Chart and figure data:
◇ ◇ ◇ ◇ ◇ ◇ ◇

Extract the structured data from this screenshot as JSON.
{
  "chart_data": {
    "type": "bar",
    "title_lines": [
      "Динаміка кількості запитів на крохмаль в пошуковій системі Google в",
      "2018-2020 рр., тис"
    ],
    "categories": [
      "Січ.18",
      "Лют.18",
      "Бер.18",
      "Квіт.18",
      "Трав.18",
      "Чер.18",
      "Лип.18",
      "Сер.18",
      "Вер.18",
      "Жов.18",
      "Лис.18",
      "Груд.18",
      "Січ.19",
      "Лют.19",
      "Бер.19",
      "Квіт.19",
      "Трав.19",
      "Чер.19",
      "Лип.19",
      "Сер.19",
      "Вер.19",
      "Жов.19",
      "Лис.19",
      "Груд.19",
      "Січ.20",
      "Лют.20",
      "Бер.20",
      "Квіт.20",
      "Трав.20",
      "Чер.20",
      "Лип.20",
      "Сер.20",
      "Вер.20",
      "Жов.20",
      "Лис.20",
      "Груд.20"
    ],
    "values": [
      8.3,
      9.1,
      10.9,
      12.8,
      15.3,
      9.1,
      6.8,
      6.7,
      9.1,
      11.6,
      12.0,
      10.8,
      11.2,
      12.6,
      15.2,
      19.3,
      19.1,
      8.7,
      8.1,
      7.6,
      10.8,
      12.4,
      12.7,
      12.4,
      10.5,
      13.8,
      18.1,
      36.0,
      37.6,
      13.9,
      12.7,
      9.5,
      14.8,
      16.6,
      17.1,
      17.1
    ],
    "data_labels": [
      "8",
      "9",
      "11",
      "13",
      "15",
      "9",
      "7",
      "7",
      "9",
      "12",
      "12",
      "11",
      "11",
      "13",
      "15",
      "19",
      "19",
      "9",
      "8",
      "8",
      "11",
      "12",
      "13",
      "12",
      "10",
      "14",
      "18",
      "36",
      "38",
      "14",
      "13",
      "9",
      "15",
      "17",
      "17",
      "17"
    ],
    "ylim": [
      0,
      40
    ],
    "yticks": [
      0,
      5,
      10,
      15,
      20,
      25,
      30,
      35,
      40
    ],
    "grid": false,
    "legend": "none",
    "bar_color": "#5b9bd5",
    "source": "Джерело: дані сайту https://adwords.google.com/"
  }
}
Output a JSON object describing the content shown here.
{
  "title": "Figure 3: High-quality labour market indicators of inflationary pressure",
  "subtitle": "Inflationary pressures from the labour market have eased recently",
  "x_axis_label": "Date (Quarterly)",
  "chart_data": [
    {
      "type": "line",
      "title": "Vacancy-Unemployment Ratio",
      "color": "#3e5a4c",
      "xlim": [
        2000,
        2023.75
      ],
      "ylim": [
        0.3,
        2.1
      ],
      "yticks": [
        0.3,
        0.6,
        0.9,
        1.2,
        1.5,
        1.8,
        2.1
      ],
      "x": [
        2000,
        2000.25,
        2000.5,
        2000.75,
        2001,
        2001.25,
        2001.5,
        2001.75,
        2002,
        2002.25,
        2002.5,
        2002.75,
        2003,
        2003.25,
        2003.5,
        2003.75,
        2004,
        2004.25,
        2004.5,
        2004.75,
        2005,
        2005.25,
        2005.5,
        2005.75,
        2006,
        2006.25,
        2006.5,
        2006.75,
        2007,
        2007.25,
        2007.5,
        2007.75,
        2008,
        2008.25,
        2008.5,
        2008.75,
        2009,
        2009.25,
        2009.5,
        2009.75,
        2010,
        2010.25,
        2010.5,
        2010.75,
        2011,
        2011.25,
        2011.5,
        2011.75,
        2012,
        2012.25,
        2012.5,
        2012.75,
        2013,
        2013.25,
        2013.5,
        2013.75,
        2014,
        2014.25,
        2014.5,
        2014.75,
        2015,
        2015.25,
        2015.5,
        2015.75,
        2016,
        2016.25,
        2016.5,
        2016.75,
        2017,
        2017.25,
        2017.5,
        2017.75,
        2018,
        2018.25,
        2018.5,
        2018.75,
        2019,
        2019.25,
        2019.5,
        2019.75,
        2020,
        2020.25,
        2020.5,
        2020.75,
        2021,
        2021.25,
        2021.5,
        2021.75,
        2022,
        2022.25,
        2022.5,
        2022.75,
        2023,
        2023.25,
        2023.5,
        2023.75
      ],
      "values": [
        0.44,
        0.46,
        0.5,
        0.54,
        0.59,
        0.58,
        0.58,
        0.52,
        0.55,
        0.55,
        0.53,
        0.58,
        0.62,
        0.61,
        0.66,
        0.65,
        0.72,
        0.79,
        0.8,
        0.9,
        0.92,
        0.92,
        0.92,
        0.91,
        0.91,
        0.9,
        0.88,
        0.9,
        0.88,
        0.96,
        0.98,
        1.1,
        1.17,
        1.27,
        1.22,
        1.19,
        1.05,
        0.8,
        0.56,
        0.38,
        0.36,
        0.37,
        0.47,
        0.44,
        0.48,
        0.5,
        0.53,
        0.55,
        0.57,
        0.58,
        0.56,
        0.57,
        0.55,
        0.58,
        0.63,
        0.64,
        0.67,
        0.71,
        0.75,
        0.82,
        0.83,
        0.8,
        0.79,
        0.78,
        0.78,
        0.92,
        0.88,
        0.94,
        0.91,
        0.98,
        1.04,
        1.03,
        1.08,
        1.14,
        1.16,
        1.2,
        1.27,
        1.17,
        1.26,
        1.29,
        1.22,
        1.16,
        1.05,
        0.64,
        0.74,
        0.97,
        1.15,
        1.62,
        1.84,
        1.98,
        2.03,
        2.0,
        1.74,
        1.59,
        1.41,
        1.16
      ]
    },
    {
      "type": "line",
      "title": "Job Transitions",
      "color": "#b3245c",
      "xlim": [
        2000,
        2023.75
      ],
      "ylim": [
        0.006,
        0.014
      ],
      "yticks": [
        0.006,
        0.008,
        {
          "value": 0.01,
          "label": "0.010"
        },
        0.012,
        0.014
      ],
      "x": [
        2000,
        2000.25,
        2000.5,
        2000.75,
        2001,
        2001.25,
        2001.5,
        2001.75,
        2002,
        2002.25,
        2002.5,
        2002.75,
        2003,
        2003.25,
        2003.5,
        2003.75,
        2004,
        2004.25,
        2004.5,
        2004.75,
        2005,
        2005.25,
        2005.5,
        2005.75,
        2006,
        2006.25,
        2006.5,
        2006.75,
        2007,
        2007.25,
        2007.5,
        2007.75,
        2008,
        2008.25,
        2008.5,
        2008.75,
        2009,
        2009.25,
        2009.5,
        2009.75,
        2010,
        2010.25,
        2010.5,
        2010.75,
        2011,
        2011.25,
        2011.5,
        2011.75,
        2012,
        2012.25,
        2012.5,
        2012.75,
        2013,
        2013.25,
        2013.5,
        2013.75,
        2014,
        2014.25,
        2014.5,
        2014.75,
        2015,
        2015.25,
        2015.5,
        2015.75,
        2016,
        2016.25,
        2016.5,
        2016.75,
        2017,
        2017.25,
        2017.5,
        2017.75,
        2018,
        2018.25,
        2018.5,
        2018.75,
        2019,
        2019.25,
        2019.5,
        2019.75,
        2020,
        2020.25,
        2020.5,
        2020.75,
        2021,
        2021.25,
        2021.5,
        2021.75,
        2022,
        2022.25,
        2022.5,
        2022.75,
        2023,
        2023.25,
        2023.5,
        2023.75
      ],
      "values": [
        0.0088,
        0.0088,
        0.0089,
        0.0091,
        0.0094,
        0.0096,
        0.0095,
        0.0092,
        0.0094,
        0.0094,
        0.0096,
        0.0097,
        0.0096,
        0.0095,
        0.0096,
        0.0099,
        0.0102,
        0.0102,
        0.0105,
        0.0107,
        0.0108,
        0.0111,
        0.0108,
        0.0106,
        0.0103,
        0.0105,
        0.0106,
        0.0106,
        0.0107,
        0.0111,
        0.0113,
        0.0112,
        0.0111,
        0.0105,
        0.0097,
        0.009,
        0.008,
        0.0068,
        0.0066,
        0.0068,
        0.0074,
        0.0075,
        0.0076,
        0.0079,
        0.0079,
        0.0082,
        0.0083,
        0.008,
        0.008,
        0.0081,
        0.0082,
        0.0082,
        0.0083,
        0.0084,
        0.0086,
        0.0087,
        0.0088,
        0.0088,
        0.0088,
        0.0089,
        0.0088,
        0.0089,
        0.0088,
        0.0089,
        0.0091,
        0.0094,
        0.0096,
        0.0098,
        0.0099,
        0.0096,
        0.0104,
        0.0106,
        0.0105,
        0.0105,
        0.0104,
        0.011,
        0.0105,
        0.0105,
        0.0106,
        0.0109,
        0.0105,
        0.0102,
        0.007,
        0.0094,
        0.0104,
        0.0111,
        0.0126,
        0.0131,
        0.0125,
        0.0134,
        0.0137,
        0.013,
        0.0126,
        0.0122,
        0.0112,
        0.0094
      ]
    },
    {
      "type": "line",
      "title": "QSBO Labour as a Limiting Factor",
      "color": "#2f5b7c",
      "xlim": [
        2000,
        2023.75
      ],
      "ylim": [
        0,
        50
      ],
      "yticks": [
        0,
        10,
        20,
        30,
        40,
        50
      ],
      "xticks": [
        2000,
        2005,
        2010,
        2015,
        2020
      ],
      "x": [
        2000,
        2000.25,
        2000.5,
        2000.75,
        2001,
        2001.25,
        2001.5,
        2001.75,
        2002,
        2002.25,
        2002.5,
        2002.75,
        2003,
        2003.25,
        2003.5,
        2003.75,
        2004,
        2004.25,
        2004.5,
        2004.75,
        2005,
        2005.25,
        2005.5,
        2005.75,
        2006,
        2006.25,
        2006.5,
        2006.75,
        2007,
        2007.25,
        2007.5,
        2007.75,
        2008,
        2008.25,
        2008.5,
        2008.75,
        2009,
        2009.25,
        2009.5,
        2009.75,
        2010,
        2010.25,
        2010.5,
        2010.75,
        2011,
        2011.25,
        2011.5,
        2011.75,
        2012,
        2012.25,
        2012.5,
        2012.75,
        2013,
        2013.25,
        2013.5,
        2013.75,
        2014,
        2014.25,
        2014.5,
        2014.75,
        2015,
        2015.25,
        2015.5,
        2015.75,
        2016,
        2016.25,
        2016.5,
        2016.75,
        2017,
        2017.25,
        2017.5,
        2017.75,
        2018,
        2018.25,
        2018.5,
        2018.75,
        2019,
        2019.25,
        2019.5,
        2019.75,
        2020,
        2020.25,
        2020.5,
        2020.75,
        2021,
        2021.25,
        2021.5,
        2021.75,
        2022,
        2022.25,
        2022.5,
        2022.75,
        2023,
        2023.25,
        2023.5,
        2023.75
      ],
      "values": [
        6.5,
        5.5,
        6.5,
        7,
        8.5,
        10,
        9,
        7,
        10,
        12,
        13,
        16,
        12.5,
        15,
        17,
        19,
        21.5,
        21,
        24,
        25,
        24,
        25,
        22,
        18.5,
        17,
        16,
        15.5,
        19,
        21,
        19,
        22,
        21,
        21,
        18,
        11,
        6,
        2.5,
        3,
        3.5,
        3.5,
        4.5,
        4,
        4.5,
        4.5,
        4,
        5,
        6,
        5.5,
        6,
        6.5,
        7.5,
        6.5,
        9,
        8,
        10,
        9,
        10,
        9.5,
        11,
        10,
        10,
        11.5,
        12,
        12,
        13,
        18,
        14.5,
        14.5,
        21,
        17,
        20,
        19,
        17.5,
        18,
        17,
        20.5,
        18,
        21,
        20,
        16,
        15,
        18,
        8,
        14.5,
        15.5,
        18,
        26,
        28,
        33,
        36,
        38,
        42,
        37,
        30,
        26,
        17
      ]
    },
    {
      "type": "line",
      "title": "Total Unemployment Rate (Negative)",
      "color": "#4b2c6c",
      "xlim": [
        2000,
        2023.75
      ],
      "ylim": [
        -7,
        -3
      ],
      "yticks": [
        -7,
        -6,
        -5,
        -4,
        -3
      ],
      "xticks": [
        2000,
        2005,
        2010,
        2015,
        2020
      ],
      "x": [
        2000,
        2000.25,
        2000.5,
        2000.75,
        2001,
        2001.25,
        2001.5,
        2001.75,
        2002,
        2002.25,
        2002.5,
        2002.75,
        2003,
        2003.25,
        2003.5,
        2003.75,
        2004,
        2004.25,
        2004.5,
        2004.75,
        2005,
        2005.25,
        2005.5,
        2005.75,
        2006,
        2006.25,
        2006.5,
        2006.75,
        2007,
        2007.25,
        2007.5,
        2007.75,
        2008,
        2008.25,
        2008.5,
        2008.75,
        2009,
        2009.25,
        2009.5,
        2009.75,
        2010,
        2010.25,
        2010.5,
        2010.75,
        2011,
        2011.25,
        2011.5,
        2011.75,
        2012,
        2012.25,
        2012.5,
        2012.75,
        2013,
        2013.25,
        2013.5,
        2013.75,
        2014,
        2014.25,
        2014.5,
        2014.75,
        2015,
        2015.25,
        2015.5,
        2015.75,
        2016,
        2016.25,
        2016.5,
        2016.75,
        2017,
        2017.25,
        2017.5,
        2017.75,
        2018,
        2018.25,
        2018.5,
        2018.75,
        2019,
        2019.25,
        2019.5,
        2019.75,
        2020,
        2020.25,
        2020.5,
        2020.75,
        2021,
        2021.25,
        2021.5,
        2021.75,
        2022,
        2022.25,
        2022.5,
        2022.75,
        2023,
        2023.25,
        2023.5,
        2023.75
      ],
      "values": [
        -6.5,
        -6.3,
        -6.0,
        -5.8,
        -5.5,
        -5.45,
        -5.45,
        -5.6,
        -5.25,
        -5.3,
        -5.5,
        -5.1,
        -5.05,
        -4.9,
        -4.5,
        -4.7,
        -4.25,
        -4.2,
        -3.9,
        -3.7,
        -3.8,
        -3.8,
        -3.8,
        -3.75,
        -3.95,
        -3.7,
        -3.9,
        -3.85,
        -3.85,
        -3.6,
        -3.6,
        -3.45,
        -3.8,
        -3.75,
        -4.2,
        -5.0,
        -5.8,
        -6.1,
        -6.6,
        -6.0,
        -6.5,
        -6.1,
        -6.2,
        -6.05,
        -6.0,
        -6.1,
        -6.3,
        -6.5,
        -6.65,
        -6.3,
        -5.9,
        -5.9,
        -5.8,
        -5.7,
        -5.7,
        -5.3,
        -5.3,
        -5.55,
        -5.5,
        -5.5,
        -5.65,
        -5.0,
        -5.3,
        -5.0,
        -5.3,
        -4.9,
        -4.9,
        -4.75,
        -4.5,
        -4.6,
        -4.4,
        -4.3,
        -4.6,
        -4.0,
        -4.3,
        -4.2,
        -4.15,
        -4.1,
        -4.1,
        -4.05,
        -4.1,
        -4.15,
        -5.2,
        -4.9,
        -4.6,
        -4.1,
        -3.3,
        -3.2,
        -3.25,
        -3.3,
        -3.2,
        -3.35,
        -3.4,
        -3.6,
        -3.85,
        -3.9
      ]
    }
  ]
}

◇ ◇ ◇ ◇ ◇ ◇ ◇

Job:
Lines that hold "from" are the ones to copy; find all of them.

Result:
Extract the structured data from this screenshot as JSON.
  "subtitle": "Inflationary pressures from the labour market have eased recently",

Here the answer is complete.